Stated goal> Transcribe every entry word for word. Skip the pictures.
## START
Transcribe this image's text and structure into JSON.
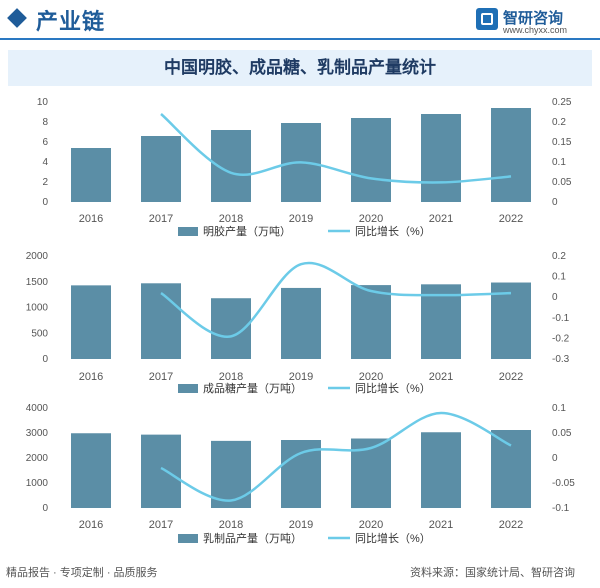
{
  "header": {
    "title": "产业链"
  },
  "logo": {
    "name": "智研咨询",
    "url": "www.chyxx.com"
  },
  "banner": {
    "title": "中国明胶、成品糖、乳制品产量统计"
  },
  "footer": {
    "left": "精品报告 · 专项定制 · 品质服务",
    "right": "资料来源：国家统计局、智研咨询"
  },
  "colors": {
    "bar": "#5b8ea6",
    "line": "#6ccbe8"
  },
  "chart_data": [
    {
      "type": "bar",
      "categories": [
        "2016",
        "2017",
        "2018",
        "2019",
        "2020",
        "2021",
        "2022"
      ],
      "series": [
        {
          "name": "明胶产量（万吨）",
          "type": "bar",
          "axis": "left",
          "values": [
            5.4,
            6.6,
            7.2,
            7.9,
            8.4,
            8.8,
            9.4
          ]
        },
        {
          "name": "同比增长（%）",
          "type": "line",
          "axis": "right",
          "values": [
            null,
            0.22,
            0.073,
            0.099,
            0.059,
            0.049,
            0.064
          ]
        }
      ],
      "ylim_left": [
        0,
        10
      ],
      "yticks_left": [
        0,
        2,
        4,
        6,
        8,
        10
      ],
      "ylim_right": [
        0,
        0.25
      ],
      "yticks_right": [
        "0",
        "0.05",
        "0.1",
        "0.15",
        "0.2",
        "0.25"
      ],
      "legend": "bottom"
    },
    {
      "type": "bar",
      "categories": [
        "2016",
        "2017",
        "2018",
        "2019",
        "2020",
        "2021",
        "2022"
      ],
      "series": [
        {
          "name": "成品糖产量（万吨）",
          "type": "bar",
          "axis": "left",
          "values": [
            1430,
            1470,
            1180,
            1380,
            1435,
            1450,
            1485
          ]
        },
        {
          "name": "同比增长（%）",
          "type": "line",
          "axis": "right",
          "values": [
            null,
            0.02,
            -0.19,
            0.16,
            0.03,
            0.01,
            0.02
          ]
        }
      ],
      "ylim_left": [
        0,
        2000
      ],
      "yticks_left": [
        0,
        500,
        1000,
        1500,
        2000
      ],
      "ylim_right": [
        -0.3,
        0.2
      ],
      "yticks_right": [
        "-0.3",
        "-0.2",
        "-0.1",
        "0",
        "0.1",
        "0.2"
      ],
      "legend": "bottom"
    },
    {
      "type": "bar",
      "categories": [
        "2016",
        "2017",
        "2018",
        "2019",
        "2020",
        "2021",
        "2022"
      ],
      "series": [
        {
          "name": "乳制品产量（万吨）",
          "type": "bar",
          "axis": "left",
          "values": [
            2990,
            2935,
            2685,
            2720,
            2780,
            3030,
            3120
          ]
        },
        {
          "name": "同比增长（%）",
          "type": "line",
          "axis": "right",
          "values": [
            null,
            -0.02,
            -0.085,
            0.01,
            0.02,
            0.09,
            0.025
          ]
        }
      ],
      "ylim_left": [
        0,
        4000
      ],
      "yticks_left": [
        0,
        1000,
        2000,
        3000,
        4000
      ],
      "ylim_right": [
        -0.1,
        0.1
      ],
      "yticks_right": [
        "-0.1",
        "-0.05",
        "0",
        "0.05",
        "0.1"
      ],
      "legend": "bottom"
    }
  ]
}
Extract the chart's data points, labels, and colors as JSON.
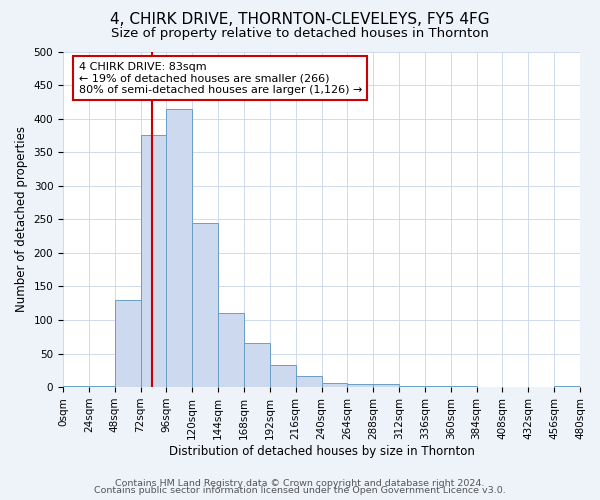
{
  "title": "4, CHIRK DRIVE, THORNTON-CLEVELEYS, FY5 4FG",
  "subtitle": "Size of property relative to detached houses in Thornton",
  "xlabel": "Distribution of detached houses by size in Thornton",
  "ylabel": "Number of detached properties",
  "footnote1": "Contains HM Land Registry data © Crown copyright and database right 2024.",
  "footnote2": "Contains public sector information licensed under the Open Government Licence v3.0.",
  "bin_edges": [
    0,
    24,
    48,
    72,
    96,
    120,
    144,
    168,
    192,
    216,
    240,
    264,
    288,
    312,
    336,
    360,
    384,
    408,
    432,
    456,
    480
  ],
  "bar_values": [
    2,
    2,
    130,
    375,
    415,
    245,
    110,
    65,
    33,
    17,
    6,
    4,
    4,
    2,
    2,
    1,
    0,
    0,
    0,
    1
  ],
  "bar_color": "#ccd9ee",
  "bar_edge_color": "#6a9ec3",
  "vline_x": 83,
  "vline_color": "#cc0000",
  "ylim": [
    0,
    500
  ],
  "annotation_text_line1": "4 CHIRK DRIVE: 83sqm",
  "annotation_text_line2": "← 19% of detached houses are smaller (266)",
  "annotation_text_line3": "80% of semi-detached houses are larger (1,126) →",
  "background_color": "#eef2f9",
  "plot_bg_color": "#ffffff",
  "title_fontsize": 11,
  "subtitle_fontsize": 9.5,
  "axis_label_fontsize": 8.5,
  "tick_fontsize": 7.5,
  "annotation_fontsize": 8,
  "footnote_fontsize": 6.8
}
## END
The output>
Transcribe this image's text and structure into JSON.
{
  "header": {
    "title": "产业链"
  },
  "logo": {
    "name": "智研咨询",
    "url": "www.chyxx.com"
  },
  "banner": {
    "title": "中国明胶、成品糖、乳制品产量统计"
  },
  "footer": {
    "left": "精品报告 · 专项定制 · 品质服务",
    "right": "资料来源：国家统计局、智研咨询"
  },
  "colors": {
    "bar": "#5b8ea6",
    "line": "#6ccbe8"
  },
  "chart_data": [
    {
      "type": "bar",
      "categories": [
        "2016",
        "2017",
        "2018",
        "2019",
        "2020",
        "2021",
        "2022"
      ],
      "series": [
        {
          "name": "明胶产量（万吨）",
          "type": "bar",
          "axis": "left",
          "values": [
            5.4,
            6.6,
            7.2,
            7.9,
            8.4,
            8.8,
            9.4
          ]
        },
        {
          "name": "同比增长（%）",
          "type": "line",
          "axis": "right",
          "values": [
            null,
            0.22,
            0.073,
            0.099,
            0.059,
            0.049,
            0.064
          ]
        }
      ],
      "ylim_left": [
        0,
        10
      ],
      "yticks_left": [
        0,
        2,
        4,
        6,
        8,
        10
      ],
      "ylim_right": [
        0,
        0.25
      ],
      "yticks_right": [
        "0",
        "0.05",
        "0.1",
        "0.15",
        "0.2",
        "0.25"
      ],
      "legend": "bottom"
    },
    {
      "type": "bar",
      "categories": [
        "2016",
        "2017",
        "2018",
        "2019",
        "2020",
        "2021",
        "2022"
      ],
      "series": [
        {
          "name": "成品糖产量（万吨）",
          "type": "bar",
          "axis": "left",
          "values": [
            1430,
            1470,
            1180,
            1380,
            1435,
            1450,
            1485
          ]
        },
        {
          "name": "同比增长（%）",
          "type": "line",
          "axis": "right",
          "values": [
            null,
            0.02,
            -0.19,
            0.16,
            0.03,
            0.01,
            0.02
          ]
        }
      ],
      "ylim_left": [
        0,
        2000
      ],
      "yticks_left": [
        0,
        500,
        1000,
        1500,
        2000
      ],
      "ylim_right": [
        -0.3,
        0.2
      ],
      "yticks_right": [
        "-0.3",
        "-0.2",
        "-0.1",
        "0",
        "0.1",
        "0.2"
      ],
      "legend": "bottom"
    },
    {
      "type": "bar",
      "categories": [
        "2016",
        "2017",
        "2018",
        "2019",
        "2020",
        "2021",
        "2022"
      ],
      "series": [
        {
          "name": "乳制品产量（万吨）",
          "type": "bar",
          "axis": "left",
          "values": [
            2990,
            2935,
            2685,
            2720,
            2780,
            3030,
            3120
          ]
        },
        {
          "name": "同比增长（%）",
          "type": "line",
          "axis": "right",
          "values": [
            null,
            -0.02,
            -0.085,
            0.01,
            0.02,
            0.09,
            0.025
          ]
        }
      ],
      "ylim_left": [
        0,
        4000
      ],
      "yticks_left": [
        0,
        1000,
        2000,
        3000,
        4000
      ],
      "ylim_right": [
        -0.1,
        0.1
      ],
      "yticks_right": [
        "-0.1",
        "-0.05",
        "0",
        "0.05",
        "0.1"
      ],
      "legend": "bottom"
    }
  ]
}
Extract the chart's data points, labels, and colors as JSON.
{
  "title": "4, CHIRK DRIVE, THORNTON-CLEVELEYS, FY5 4FG",
  "subtitle": "Size of property relative to detached houses in Thornton",
  "xlabel": "Distribution of detached houses by size in Thornton",
  "ylabel": "Number of detached properties",
  "footnote1": "Contains HM Land Registry data © Crown copyright and database right 2024.",
  "footnote2": "Contains public sector information licensed under the Open Government Licence v3.0.",
  "bin_edges": [
    0,
    24,
    48,
    72,
    96,
    120,
    144,
    168,
    192,
    216,
    240,
    264,
    288,
    312,
    336,
    360,
    384,
    408,
    432,
    456,
    480
  ],
  "bar_values": [
    2,
    2,
    130,
    375,
    415,
    245,
    110,
    65,
    33,
    17,
    6,
    4,
    4,
    2,
    2,
    1,
    0,
    0,
    0,
    1
  ],
  "bar_color": "#ccd9ee",
  "bar_edge_color": "#6a9ec3",
  "vline_x": 83,
  "vline_color": "#cc0000",
  "ylim": [
    0,
    500
  ],
  "annotation_text_line1": "4 CHIRK DRIVE: 83sqm",
  "annotation_text_line2": "← 19% of detached houses are smaller (266)",
  "annotation_text_line3": "80% of semi-detached houses are larger (1,126) →",
  "background_color": "#eef2f9",
  "plot_bg_color": "#ffffff",
  "title_fontsize": 11,
  "subtitle_fontsize": 9.5,
  "axis_label_fontsize": 8.5,
  "tick_fontsize": 7.5,
  "annotation_fontsize": 8,
  "footnote_fontsize": 6.8
}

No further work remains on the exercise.